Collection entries
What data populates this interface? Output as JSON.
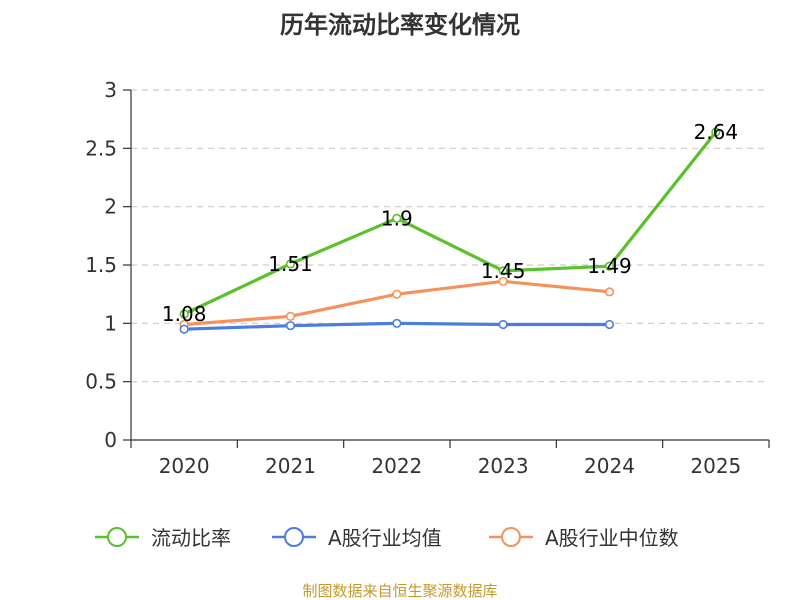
{
  "chart_data": {
    "type": "line",
    "title": "历年流动比率变化情况",
    "categories": [
      "2020",
      "2021",
      "2022",
      "2023",
      "2024",
      "2025"
    ],
    "ylim": [
      0,
      3
    ],
    "yticks": [
      "0",
      "0.5",
      "1",
      "1.5",
      "2",
      "2.5",
      "3"
    ],
    "series": [
      {
        "name": "流动比率",
        "color": "#5ac12b",
        "values": [
          1.08,
          1.51,
          1.9,
          1.45,
          1.49,
          2.64
        ],
        "labels": [
          "1.08",
          "1.51",
          "1.9",
          "1.45",
          "1.49",
          "2.64"
        ]
      },
      {
        "name": "A股行业均值",
        "color": "#4a7de0",
        "values": [
          0.95,
          0.98,
          1.0,
          0.99,
          0.99,
          null
        ]
      },
      {
        "name": "A股行业中位数",
        "color": "#f5925c",
        "values": [
          0.99,
          1.06,
          1.25,
          1.36,
          1.27,
          null
        ]
      }
    ],
    "grid": true,
    "legend": "bottom"
  },
  "source_text": "制图数据来自恒生聚源数据库",
  "colors": {
    "source": "#c59a2c",
    "axis": "#333333",
    "grid": "#cccccc"
  }
}
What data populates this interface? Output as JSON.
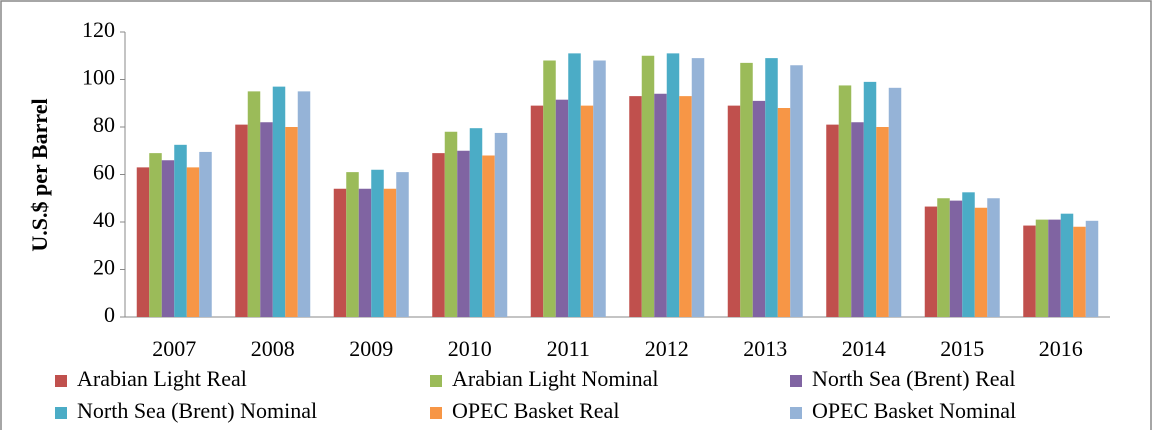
{
  "chart_data": {
    "type": "bar",
    "y_label": "U.S.$ per Barrel",
    "categories": [
      "2007",
      "2008",
      "2009",
      "2010",
      "2011",
      "2012",
      "2013",
      "2014",
      "2015",
      "2016"
    ],
    "series": [
      {
        "name": "Arabian Light Real",
        "color": "#c0504d",
        "values": [
          63,
          81,
          54,
          69,
          89,
          93,
          89,
          81,
          46.5,
          38.5
        ]
      },
      {
        "name": "Arabian Light Nominal",
        "color": "#9bbb59",
        "values": [
          69,
          95,
          61,
          78,
          108,
          110,
          107,
          97.5,
          50,
          41
        ]
      },
      {
        "name": "North Sea (Brent) Real",
        "color": "#8064a2",
        "values": [
          66,
          82,
          54,
          70,
          91.5,
          94,
          91,
          82,
          49,
          41
        ]
      },
      {
        "name": "North Sea (Brent) Nominal",
        "color": "#4bacc6",
        "values": [
          72.5,
          97,
          62,
          79.5,
          111,
          111,
          109,
          99,
          52.5,
          43.5
        ]
      },
      {
        "name": "OPEC Basket Real",
        "color": "#f79646",
        "values": [
          63,
          80,
          54,
          68,
          89,
          93,
          88,
          80,
          46,
          38
        ]
      },
      {
        "name": "OPEC Basket Nominal",
        "color": "#95b3d7",
        "values": [
          69.5,
          95,
          61,
          77.5,
          108,
          109,
          106,
          96.5,
          50,
          40.5
        ]
      }
    ],
    "ylim": [
      0,
      120
    ],
    "yticks": [
      0,
      20,
      40,
      60,
      80,
      100,
      120
    ],
    "grid": false
  }
}
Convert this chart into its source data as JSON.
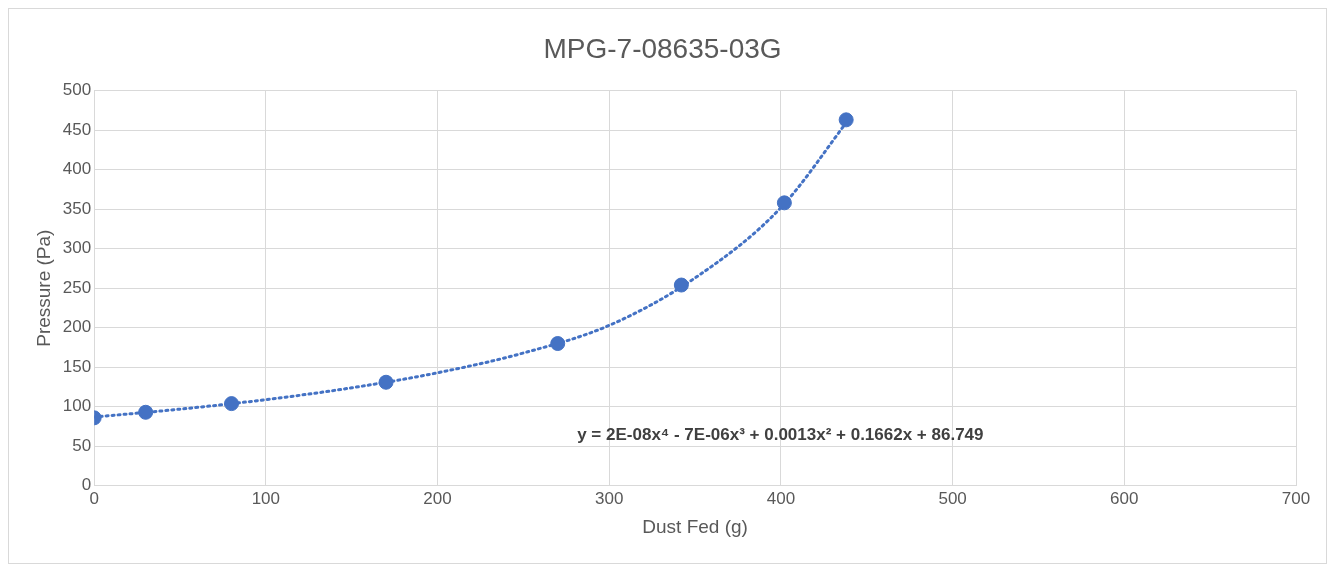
{
  "chart_data": {
    "type": "scatter",
    "title": "MPG-7-08635-03G",
    "xlabel": "Dust Fed (g)",
    "ylabel": "Pressure (Pa)",
    "xlim": [
      0,
      700
    ],
    "xticks": [
      0,
      100,
      200,
      300,
      400,
      500,
      600,
      700
    ],
    "ylim": [
      0,
      500
    ],
    "yticks": [
      0,
      50,
      100,
      150,
      200,
      250,
      300,
      350,
      400,
      450,
      500
    ],
    "grid": true,
    "legend": false,
    "marker": "circle",
    "series": [
      {
        "color": "#4472c4",
        "x": [
          0,
          30,
          80,
          170,
          270,
          342,
          402,
          438
        ],
        "values": [
          86,
          93,
          104,
          131,
          180,
          254,
          358,
          463
        ]
      },
      {
        "type": "line",
        "line_style": "dotted",
        "marker": "none",
        "color": "#4472c4",
        "x": [
          0,
          50,
          100,
          150,
          200,
          250,
          300,
          350,
          400,
          440
        ],
        "values": [
          87,
          97,
          109,
          124,
          143,
          168,
          203,
          263,
          352,
          465
        ]
      }
    ],
    "annotations": [
      "y = 2E-08x⁴ - 7E-06x³ + 0.0013x² + 0.1662x + 86.749"
    ]
  }
}
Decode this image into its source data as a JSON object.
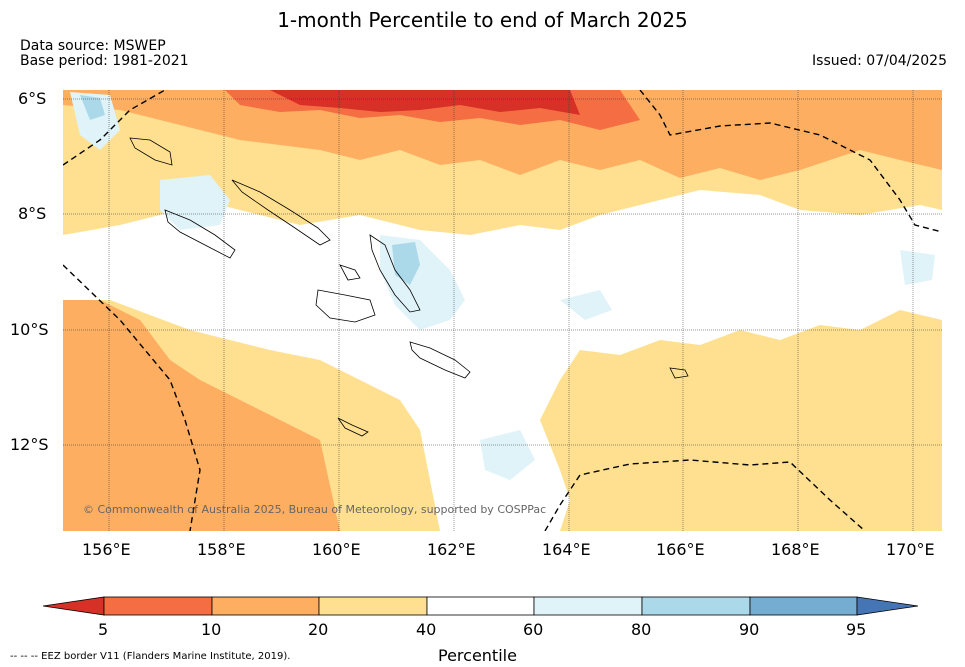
{
  "title": "1-month Percentile to end of March 2025",
  "data_source": "Data source: MSWEP",
  "base_period": "Base period: 1981-2021",
  "issued": "Issued: 07/04/2025",
  "copyright": "© Commonwealth of Australia 2025, Bureau of Meteorology, supported by COSPPac",
  "lat_labels": [
    "6°S",
    "8°S",
    "10°S",
    "12°S"
  ],
  "lon_labels": [
    "156°E",
    "158°E",
    "160°E",
    "162°E",
    "164°E",
    "166°E",
    "168°E",
    "170°E"
  ],
  "colorbar": {
    "label": "Percentile",
    "ticks": [
      "5",
      "10",
      "20",
      "40",
      "60",
      "80",
      "90",
      "95"
    ],
    "colors": [
      "#d73027",
      "#f46d43",
      "#fdae61",
      "#fee090",
      "#ffffff",
      "#e0f3f8",
      "#abd9e9",
      "#74add1",
      "#4575b4"
    ]
  },
  "legend_note": "-- -- -- EEZ border V11 (Flanders Marine Institute, 2019)."
}
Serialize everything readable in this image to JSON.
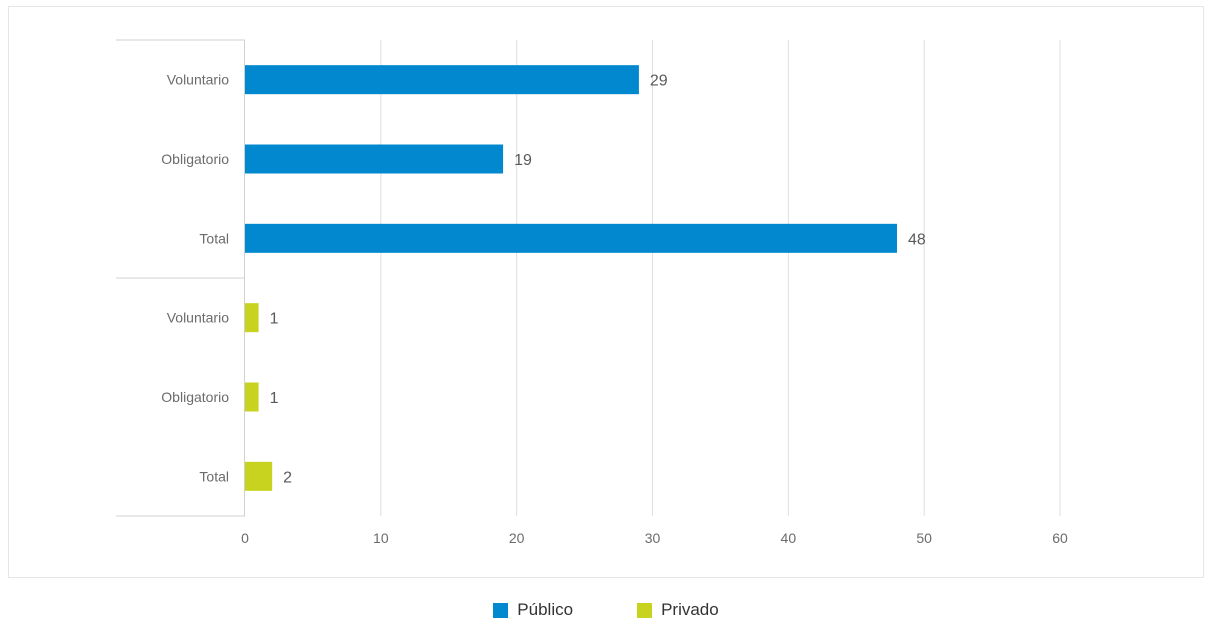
{
  "chart_data": {
    "type": "bar",
    "orientation": "horizontal",
    "groups": [
      {
        "name": "Público",
        "color": "#0288cf",
        "categories": [
          "Voluntario",
          "Obligatorio",
          "Total"
        ],
        "values": [
          29,
          19,
          48
        ]
      },
      {
        "name": "Privado",
        "color": "#c7d31e",
        "categories": [
          "Voluntario",
          "Obligatorio",
          "Total"
        ],
        "values": [
          1,
          1,
          2
        ]
      }
    ],
    "x_ticks": [
      "0",
      "10",
      "20",
      "30",
      "40",
      "50",
      "60"
    ],
    "xlim": [
      0,
      60
    ],
    "grid": true,
    "legend": {
      "position": "bottom",
      "items": [
        {
          "label": "Público",
          "color": "#0288cf"
        },
        {
          "label": "Privado",
          "color": "#c7d31e"
        }
      ]
    },
    "title": "",
    "xlabel": "",
    "ylabel": ""
  }
}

> [SET PROBLEM] Copy out each line of the entries that holds "title".

> [EXPECTED ANSWER]
    "title": "历年流动比率变化情况",
    "title": "MPG-7-08635-03G",
  "title": "1-month Percentile to end of March 2025",
    "title": "",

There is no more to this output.